- _WHAT YOU NEED TO DO_: The data below should be restated word for word, with every picture omitted.

- _Figure collection entries_:
* START *

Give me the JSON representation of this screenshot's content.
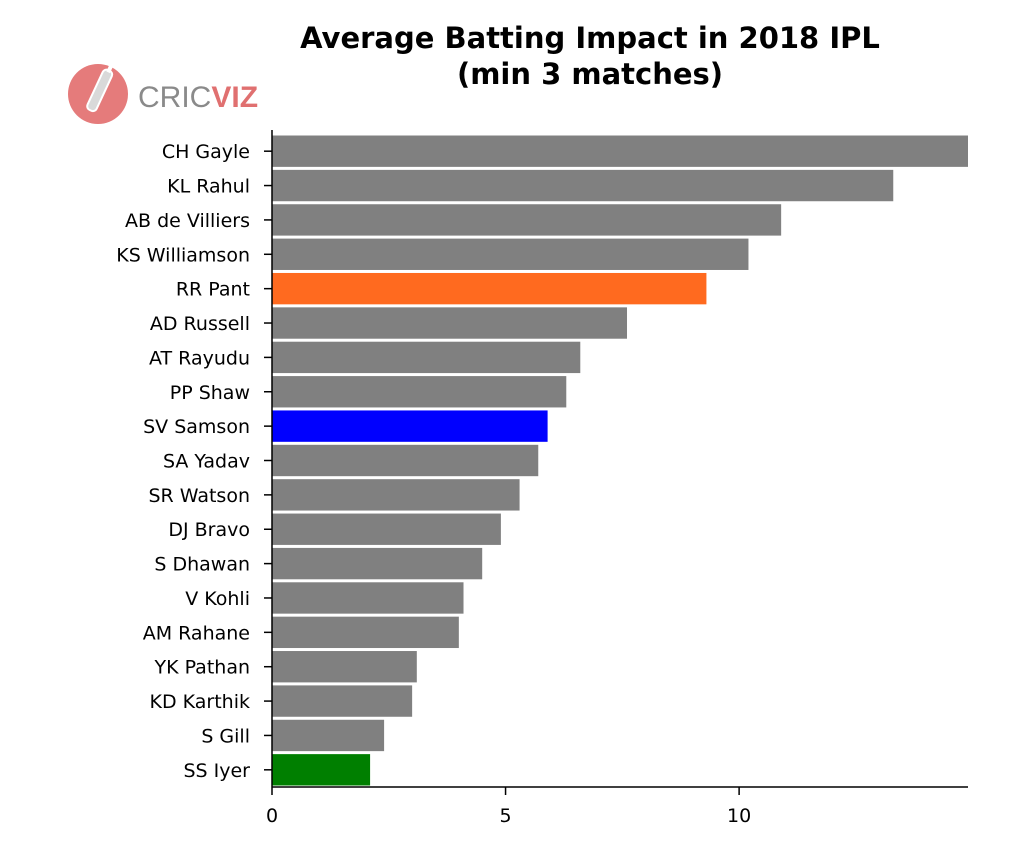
{
  "chart_data": {
    "type": "bar",
    "orientation": "horizontal",
    "title": [
      "Average Batting Impact in 2018 IPL",
      "(min 3 matches)"
    ],
    "categories": [
      "CH Gayle",
      "KL Rahul",
      "AB de Villiers",
      "KS Williamson",
      "RR Pant",
      "AD Russell",
      "AT Rayudu",
      "PP Shaw",
      "SV Samson",
      "SA Yadav",
      "SR Watson",
      "DJ Bravo",
      "S Dhawan",
      "V Kohli",
      "AM Rahane",
      "YK Pathan",
      "KD Karthik",
      "S Gill",
      "SS Iyer"
    ],
    "values": [
      14.9,
      13.3,
      10.9,
      10.2,
      9.3,
      7.6,
      6.6,
      6.3,
      5.9,
      5.7,
      5.3,
      4.9,
      4.5,
      4.1,
      4.0,
      3.1,
      3.0,
      2.4,
      2.1
    ],
    "colors": [
      "#808080",
      "#808080",
      "#808080",
      "#808080",
      "#ff6a1f",
      "#808080",
      "#808080",
      "#808080",
      "#0000ff",
      "#808080",
      "#808080",
      "#808080",
      "#808080",
      "#808080",
      "#808080",
      "#808080",
      "#808080",
      "#808080",
      "#007f00"
    ],
    "xticks": [
      0,
      5,
      10
    ],
    "xlim": [
      0,
      14.9
    ],
    "xlabel": "",
    "ylabel": "",
    "grid": false,
    "legend": "none"
  },
  "logo": {
    "text_a": "CRIC",
    "text_b": "VIZ",
    "color_a": "#8a8a8a",
    "color_b": "#e07070"
  }
}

* END *

- _SOLUTION BELOW_:
Give me the JSON representation of this screenshot's content.
{
  "chart_data": {
    "type": "bar",
    "orientation": "horizontal",
    "title": [
      "Average Batting Impact in 2018 IPL",
      "(min 3 matches)"
    ],
    "categories": [
      "CH Gayle",
      "KL Rahul",
      "AB de Villiers",
      "KS Williamson",
      "RR Pant",
      "AD Russell",
      "AT Rayudu",
      "PP Shaw",
      "SV Samson",
      "SA Yadav",
      "SR Watson",
      "DJ Bravo",
      "S Dhawan",
      "V Kohli",
      "AM Rahane",
      "YK Pathan",
      "KD Karthik",
      "S Gill",
      "SS Iyer"
    ],
    "values": [
      14.9,
      13.3,
      10.9,
      10.2,
      9.3,
      7.6,
      6.6,
      6.3,
      5.9,
      5.7,
      5.3,
      4.9,
      4.5,
      4.1,
      4.0,
      3.1,
      3.0,
      2.4,
      2.1
    ],
    "colors": [
      "#808080",
      "#808080",
      "#808080",
      "#808080",
      "#ff6a1f",
      "#808080",
      "#808080",
      "#808080",
      "#0000ff",
      "#808080",
      "#808080",
      "#808080",
      "#808080",
      "#808080",
      "#808080",
      "#808080",
      "#808080",
      "#808080",
      "#007f00"
    ],
    "xticks": [
      0,
      5,
      10
    ],
    "xlim": [
      0,
      14.9
    ],
    "xlabel": "",
    "ylabel": "",
    "grid": false,
    "legend": "none"
  },
  "logo": {
    "text_a": "CRIC",
    "text_b": "VIZ",
    "color_a": "#8a8a8a",
    "color_b": "#e07070"
  }
}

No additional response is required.